Direction - Reproduce every record below exactly as it appears.

┌──

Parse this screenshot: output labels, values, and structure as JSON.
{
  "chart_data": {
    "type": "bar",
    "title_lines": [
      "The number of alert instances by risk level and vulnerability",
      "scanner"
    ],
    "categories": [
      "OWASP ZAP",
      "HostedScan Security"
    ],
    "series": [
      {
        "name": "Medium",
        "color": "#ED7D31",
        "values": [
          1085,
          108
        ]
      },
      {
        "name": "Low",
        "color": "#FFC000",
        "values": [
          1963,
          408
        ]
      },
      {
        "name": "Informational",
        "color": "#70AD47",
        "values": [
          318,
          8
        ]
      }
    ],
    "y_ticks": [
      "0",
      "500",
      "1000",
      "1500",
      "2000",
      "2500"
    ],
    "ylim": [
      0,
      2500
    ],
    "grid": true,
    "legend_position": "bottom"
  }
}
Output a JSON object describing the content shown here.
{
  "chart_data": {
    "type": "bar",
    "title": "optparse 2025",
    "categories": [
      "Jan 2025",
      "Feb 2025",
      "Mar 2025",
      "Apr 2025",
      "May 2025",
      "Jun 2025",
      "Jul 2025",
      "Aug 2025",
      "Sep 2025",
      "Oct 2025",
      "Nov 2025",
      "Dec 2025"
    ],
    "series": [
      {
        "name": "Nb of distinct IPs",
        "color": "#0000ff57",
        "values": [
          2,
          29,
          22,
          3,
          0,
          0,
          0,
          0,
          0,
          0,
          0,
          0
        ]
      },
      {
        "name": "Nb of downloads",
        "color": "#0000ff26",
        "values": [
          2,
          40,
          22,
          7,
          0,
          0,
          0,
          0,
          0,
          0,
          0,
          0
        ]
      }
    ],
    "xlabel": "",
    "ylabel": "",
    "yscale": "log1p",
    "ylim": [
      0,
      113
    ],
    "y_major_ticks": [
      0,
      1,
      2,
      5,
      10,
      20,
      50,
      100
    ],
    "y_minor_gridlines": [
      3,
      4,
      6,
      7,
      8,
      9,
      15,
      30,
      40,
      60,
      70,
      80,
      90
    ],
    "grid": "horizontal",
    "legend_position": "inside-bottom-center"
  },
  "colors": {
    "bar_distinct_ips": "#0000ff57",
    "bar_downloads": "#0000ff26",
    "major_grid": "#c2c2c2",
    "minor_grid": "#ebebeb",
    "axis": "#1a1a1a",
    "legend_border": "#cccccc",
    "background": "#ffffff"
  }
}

└──

Response to the task -
Parse this screenshot: output labels, values, and structure as JSON.
{
  "chart_data": {
    "type": "bar",
    "title_lines": [
      "The number of alert instances by risk level and vulnerability",
      "scanner"
    ],
    "categories": [
      "OWASP ZAP",
      "HostedScan Security"
    ],
    "series": [
      {
        "name": "Medium",
        "color": "#ED7D31",
        "values": [
          1085,
          108
        ]
      },
      {
        "name": "Low",
        "color": "#FFC000",
        "values": [
          1963,
          408
        ]
      },
      {
        "name": "Informational",
        "color": "#70AD47",
        "values": [
          318,
          8
        ]
      }
    ],
    "y_ticks": [
      "0",
      "500",
      "1000",
      "1500",
      "2000",
      "2500"
    ],
    "ylim": [
      0,
      2500
    ],
    "grid": true,
    "legend_position": "bottom"
  }
}
Output a JSON object describing the content shown here.
{
  "chart_data": {
    "type": "bar",
    "title": "optparse 2025",
    "categories": [
      "Jan 2025",
      "Feb 2025",
      "Mar 2025",
      "Apr 2025",
      "May 2025",
      "Jun 2025",
      "Jul 2025",
      "Aug 2025",
      "Sep 2025",
      "Oct 2025",
      "Nov 2025",
      "Dec 2025"
    ],
    "series": [
      {
        "name": "Nb of distinct IPs",
        "color": "#0000ff57",
        "values": [
          2,
          29,
          22,
          3,
          0,
          0,
          0,
          0,
          0,
          0,
          0,
          0
        ]
      },
      {
        "name": "Nb of downloads",
        "color": "#0000ff26",
        "values": [
          2,
          40,
          22,
          7,
          0,
          0,
          0,
          0,
          0,
          0,
          0,
          0
        ]
      }
    ],
    "xlabel": "",
    "ylabel": "",
    "yscale": "log1p",
    "ylim": [
      0,
      113
    ],
    "y_major_ticks": [
      0,
      1,
      2,
      5,
      10,
      20,
      50,
      100
    ],
    "y_minor_gridlines": [
      3,
      4,
      6,
      7,
      8,
      9,
      15,
      30,
      40,
      60,
      70,
      80,
      90
    ],
    "grid": "horizontal",
    "legend_position": "inside-bottom-center"
  },
  "colors": {
    "bar_distinct_ips": "#0000ff57",
    "bar_downloads": "#0000ff26",
    "major_grid": "#c2c2c2",
    "minor_grid": "#ebebeb",
    "axis": "#1a1a1a",
    "legend_border": "#cccccc",
    "background": "#ffffff"
  }
}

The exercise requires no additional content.